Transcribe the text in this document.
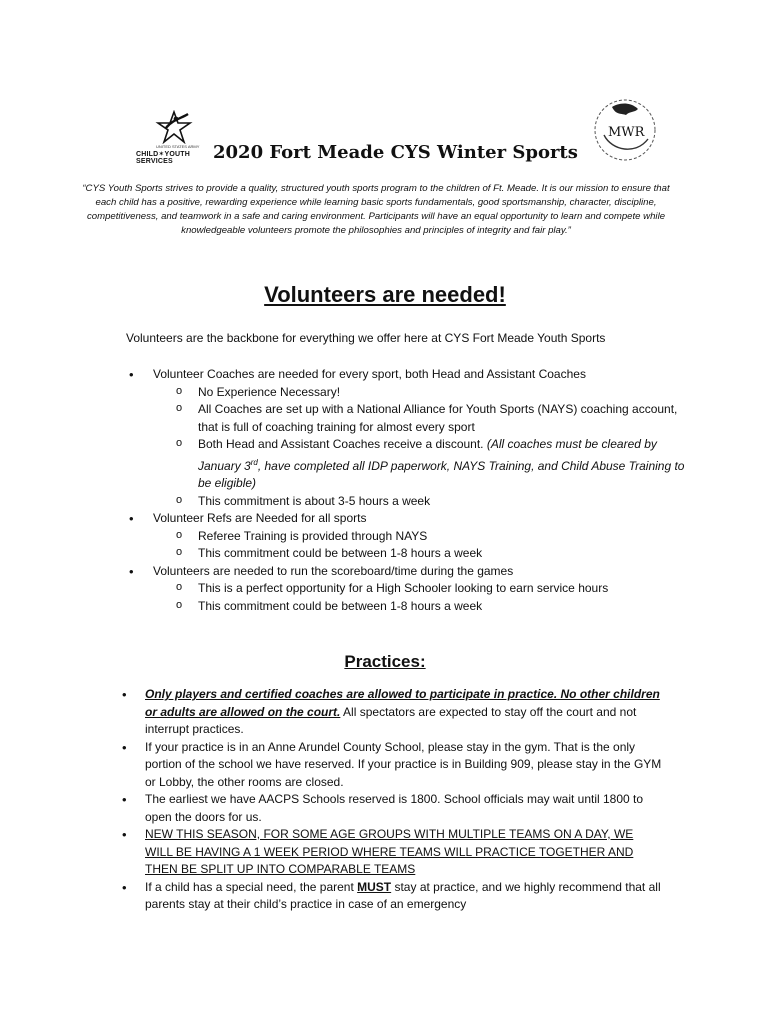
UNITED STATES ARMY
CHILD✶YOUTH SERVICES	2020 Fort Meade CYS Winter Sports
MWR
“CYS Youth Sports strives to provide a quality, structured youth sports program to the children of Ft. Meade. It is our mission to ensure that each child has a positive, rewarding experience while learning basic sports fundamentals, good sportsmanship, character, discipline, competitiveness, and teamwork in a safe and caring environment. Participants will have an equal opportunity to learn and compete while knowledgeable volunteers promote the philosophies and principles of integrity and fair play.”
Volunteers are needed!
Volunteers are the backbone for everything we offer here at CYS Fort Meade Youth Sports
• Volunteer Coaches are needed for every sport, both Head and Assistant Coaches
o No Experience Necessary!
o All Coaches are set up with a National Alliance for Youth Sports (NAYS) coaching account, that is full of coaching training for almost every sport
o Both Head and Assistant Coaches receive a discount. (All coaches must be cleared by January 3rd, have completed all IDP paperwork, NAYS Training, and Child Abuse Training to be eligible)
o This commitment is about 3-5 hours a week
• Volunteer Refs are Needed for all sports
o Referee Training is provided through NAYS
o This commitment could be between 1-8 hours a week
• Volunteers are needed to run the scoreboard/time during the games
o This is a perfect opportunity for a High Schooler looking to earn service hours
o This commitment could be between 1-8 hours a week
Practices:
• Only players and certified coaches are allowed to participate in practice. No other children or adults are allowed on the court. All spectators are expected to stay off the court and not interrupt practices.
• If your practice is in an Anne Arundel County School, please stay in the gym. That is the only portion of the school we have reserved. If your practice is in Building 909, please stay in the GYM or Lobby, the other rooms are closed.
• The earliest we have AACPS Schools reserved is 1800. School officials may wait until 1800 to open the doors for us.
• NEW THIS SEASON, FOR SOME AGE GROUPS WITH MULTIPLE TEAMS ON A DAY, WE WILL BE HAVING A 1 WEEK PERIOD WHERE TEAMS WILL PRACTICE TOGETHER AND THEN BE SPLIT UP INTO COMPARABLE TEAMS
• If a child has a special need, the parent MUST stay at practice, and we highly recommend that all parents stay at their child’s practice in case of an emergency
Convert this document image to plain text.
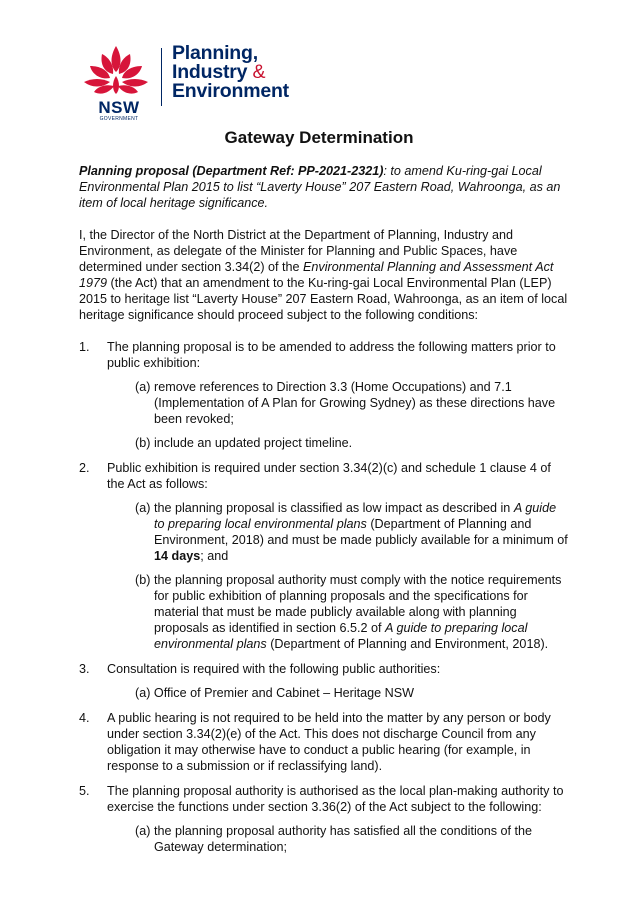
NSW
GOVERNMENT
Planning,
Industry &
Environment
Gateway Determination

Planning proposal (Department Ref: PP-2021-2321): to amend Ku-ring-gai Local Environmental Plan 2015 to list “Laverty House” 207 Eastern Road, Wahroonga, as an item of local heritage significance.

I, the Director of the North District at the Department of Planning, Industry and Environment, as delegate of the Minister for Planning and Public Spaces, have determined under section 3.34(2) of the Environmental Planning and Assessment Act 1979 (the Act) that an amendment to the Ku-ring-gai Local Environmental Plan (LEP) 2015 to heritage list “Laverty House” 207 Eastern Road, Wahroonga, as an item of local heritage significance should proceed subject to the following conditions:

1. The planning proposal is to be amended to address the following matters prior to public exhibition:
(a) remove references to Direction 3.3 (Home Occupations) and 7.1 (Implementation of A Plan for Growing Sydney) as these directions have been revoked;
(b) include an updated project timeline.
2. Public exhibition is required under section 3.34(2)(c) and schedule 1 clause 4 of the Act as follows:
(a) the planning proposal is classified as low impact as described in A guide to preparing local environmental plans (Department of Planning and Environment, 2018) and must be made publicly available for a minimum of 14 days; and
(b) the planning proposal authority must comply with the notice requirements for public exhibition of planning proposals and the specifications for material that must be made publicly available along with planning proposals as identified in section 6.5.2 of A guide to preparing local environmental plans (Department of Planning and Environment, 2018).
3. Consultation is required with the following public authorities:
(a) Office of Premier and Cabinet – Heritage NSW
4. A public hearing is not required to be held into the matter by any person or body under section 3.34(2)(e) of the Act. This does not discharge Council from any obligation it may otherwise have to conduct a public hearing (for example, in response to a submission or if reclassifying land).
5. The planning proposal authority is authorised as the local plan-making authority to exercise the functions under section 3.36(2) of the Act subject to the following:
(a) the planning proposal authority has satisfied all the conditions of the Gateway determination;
=-=-=-=-=
> [Task to carry out]: Every line holding "Fort" should be copied out.

> [Task output]:
CHILD✶YOUTH SERVICES	2020 Fort Meade CYS Winter Sports
Volunteers are the backbone for everything we offer here at CYS Fort Meade Youth Sports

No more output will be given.